__Supplied text__:
The Bonders — Advanced Packaging Outliers
Modern AI chips aren't single chips — they're stacks of chips fused into one package.
To make AI chips faster, manufacturers stopped just shrinking transistors (that got too hard). Instead, they stack multiple chips on top of each other and fuse them with copper threads finer than a human hair. The machines that do that fusion (hybrid bonders) come from essentially one Dutch company . Around it sits a small group of specialty equipment names — wafer-level burn-in (Aehr), thermo-compression bonding (Kulicke & Soffa), 1.6T linear pluggable optics (AAOI). These are the 'outlier' picks: niche but irreplaceable.
4 names on the watchlist
The hybrid bonder duopoly — fusing chips at the nanometer
Dutch company that makes the machines that fuse two chips together with nanometer accuracy (called 'hybrid bonders'). Required to build the most advanced AI chips. Q1 2026 orders €269.7M — a record. Applied Materials owns 9% of them and may try to buy them outright. ADR is on the pink sheets, which is why most American investors have never bought it.

__Extracted data__:
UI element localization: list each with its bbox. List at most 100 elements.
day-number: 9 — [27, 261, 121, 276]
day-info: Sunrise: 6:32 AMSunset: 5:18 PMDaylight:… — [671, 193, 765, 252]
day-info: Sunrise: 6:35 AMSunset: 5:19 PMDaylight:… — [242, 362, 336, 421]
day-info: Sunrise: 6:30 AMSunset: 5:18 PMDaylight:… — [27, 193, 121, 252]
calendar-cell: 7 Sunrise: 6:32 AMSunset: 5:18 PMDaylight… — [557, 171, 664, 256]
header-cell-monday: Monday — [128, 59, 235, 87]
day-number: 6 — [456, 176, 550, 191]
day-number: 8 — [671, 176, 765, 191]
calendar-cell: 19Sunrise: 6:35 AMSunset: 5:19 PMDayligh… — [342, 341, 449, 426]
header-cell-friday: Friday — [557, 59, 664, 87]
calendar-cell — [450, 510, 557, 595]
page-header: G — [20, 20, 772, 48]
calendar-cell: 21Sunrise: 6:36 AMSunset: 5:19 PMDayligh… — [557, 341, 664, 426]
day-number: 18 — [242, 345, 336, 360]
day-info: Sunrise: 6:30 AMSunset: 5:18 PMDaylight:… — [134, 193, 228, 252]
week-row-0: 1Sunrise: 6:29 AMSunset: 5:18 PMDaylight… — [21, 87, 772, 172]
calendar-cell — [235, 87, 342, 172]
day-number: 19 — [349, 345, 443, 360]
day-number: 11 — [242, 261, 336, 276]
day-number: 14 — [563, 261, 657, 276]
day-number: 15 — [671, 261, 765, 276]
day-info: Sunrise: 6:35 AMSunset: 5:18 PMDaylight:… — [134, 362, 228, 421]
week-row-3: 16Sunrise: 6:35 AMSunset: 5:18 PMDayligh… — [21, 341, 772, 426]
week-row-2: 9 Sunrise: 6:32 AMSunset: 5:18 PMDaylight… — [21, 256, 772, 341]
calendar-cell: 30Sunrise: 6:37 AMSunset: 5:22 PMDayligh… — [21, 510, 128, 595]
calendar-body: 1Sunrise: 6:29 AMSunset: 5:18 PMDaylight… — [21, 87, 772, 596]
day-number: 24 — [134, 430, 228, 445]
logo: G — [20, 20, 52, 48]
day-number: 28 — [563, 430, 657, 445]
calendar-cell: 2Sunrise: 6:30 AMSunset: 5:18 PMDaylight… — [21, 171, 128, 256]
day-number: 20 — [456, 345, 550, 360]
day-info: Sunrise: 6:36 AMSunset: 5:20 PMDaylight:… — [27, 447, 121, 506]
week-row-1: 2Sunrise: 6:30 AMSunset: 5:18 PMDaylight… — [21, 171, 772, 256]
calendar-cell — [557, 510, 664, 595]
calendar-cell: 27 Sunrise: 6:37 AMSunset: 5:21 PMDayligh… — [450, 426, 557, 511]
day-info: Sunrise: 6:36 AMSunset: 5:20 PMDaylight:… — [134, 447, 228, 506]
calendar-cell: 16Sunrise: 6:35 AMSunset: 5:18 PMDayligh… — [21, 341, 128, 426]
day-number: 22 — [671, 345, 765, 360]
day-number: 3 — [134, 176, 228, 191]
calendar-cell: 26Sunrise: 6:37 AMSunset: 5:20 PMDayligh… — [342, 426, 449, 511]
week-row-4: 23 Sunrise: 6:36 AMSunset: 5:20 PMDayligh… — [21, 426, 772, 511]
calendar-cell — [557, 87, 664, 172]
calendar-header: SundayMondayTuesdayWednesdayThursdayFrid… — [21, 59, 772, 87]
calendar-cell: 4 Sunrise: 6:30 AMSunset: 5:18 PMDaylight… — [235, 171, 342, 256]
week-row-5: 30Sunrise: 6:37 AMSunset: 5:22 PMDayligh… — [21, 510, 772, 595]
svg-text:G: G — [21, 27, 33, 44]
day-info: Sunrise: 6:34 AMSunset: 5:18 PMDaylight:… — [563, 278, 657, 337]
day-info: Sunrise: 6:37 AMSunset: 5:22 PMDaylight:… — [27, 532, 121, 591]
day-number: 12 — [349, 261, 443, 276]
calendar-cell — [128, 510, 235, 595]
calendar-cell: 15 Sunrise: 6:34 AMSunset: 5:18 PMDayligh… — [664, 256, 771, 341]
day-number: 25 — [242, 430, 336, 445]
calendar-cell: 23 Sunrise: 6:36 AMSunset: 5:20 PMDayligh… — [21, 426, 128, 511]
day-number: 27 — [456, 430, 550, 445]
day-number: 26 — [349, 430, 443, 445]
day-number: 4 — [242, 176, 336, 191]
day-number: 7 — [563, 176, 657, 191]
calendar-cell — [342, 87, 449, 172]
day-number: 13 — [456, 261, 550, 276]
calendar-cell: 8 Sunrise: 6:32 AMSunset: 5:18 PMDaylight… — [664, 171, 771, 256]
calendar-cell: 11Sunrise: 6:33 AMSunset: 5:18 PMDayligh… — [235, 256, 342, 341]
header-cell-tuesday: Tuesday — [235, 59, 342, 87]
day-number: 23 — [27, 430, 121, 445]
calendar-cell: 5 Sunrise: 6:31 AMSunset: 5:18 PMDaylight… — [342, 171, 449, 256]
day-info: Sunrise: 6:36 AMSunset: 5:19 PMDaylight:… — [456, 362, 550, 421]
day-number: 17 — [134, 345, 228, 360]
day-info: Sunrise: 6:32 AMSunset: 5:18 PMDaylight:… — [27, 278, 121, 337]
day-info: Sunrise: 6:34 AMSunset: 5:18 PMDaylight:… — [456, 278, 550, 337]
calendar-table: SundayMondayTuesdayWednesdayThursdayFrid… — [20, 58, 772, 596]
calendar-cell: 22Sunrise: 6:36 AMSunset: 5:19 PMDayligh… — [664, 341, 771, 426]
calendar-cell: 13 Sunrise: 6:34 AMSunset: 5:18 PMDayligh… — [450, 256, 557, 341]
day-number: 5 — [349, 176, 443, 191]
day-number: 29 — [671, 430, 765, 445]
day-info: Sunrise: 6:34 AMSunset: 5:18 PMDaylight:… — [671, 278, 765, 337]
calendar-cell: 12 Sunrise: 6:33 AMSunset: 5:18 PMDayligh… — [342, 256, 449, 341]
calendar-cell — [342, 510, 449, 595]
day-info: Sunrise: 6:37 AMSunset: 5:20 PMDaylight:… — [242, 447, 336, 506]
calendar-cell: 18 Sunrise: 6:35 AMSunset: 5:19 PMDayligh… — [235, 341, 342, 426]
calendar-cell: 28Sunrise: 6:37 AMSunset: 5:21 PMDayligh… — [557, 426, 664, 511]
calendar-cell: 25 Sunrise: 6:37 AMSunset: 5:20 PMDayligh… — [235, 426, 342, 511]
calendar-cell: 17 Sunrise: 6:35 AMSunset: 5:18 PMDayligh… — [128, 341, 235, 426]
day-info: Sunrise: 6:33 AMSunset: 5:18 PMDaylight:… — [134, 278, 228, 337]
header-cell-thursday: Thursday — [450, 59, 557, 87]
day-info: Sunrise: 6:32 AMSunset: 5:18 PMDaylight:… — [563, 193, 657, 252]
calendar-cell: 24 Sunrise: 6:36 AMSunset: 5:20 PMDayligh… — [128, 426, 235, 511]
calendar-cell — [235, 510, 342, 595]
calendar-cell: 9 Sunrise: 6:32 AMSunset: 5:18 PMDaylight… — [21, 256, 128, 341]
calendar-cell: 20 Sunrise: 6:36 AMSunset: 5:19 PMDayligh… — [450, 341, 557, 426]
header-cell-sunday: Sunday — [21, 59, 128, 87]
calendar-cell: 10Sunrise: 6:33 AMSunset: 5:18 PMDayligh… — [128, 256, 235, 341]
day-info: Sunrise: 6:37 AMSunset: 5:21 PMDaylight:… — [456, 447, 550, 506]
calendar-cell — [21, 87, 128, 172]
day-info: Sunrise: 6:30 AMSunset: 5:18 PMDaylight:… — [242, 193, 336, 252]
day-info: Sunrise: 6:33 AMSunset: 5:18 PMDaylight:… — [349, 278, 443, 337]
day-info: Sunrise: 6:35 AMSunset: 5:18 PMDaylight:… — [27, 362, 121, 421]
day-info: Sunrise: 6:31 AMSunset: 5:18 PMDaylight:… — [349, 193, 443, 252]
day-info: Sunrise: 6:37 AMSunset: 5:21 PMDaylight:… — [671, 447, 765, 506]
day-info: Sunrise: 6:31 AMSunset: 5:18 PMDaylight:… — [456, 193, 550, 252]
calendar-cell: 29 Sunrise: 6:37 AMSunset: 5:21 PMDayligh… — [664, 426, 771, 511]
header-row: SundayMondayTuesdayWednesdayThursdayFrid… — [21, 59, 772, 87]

__Task instructions__:
[a] The page on advanced packaging outliers says manufacturers began stacking chips instead of only shrinking transistors. Why did they make this change, according to the page?
[b] Using the page on advanced packaging outliers, decide whether each statement agrees with it. Answer yes or no for each, and quote the words that decide it. (i) Applied Materials owns a majority stake in the Dutch hybrid bonder maker. (ii) The Dutch company's Q1 2026 orders were a record. (iii) The copper threads used to fuse stacked chips are finer than a human hair.
[c] Carry the page on advanced packaging outliers forward from its last sentence.

__Task answers__:
[a] They made the change because shrinking transistors "got too hard." Stacking several chips and fusing them with fine copper threads became the way to make AI chips faster.

[b]
(i) No: "Applied Materials owns 9% of them"
(ii) Yes: "Q1 2026 orders €269.7M — a record."
(iii) Yes: "fuse them with copper threads finer than a human hair"

[c]
1.6T LPO — single hyperscaler order play
AAOI is positioned to be one of the very few suppliers of next-gen 1.6T 'linear pluggable optics' (LPO) — a cheaper, lower-power alternative to traditional transceivers. A single $200M+ hyperscaler order would re-rate the stock. Lumpy, binary, but huge optionality.
Wafer-level burn-in monopoly
Aehr makes the only volume machines that 'burn in' chips at the wafer level — running them hot to weed out defective ones before they're cut and packaged. Critical for SiC power chips and increasingly for high-reliability AI silicon. Tiny float, niche monopoly.
TCB transition + wire-bond cash cow
Kulicke & Soffa runs the legacy wire-bond business that funds their next-gen 'TCB' (thermo-compression bonding) machines — the alternative path to BESI's hybrid bonders for connecting stacked chips. Either TCB takes share or it doesn't, but the wire-bond cash flow underwrites the bet.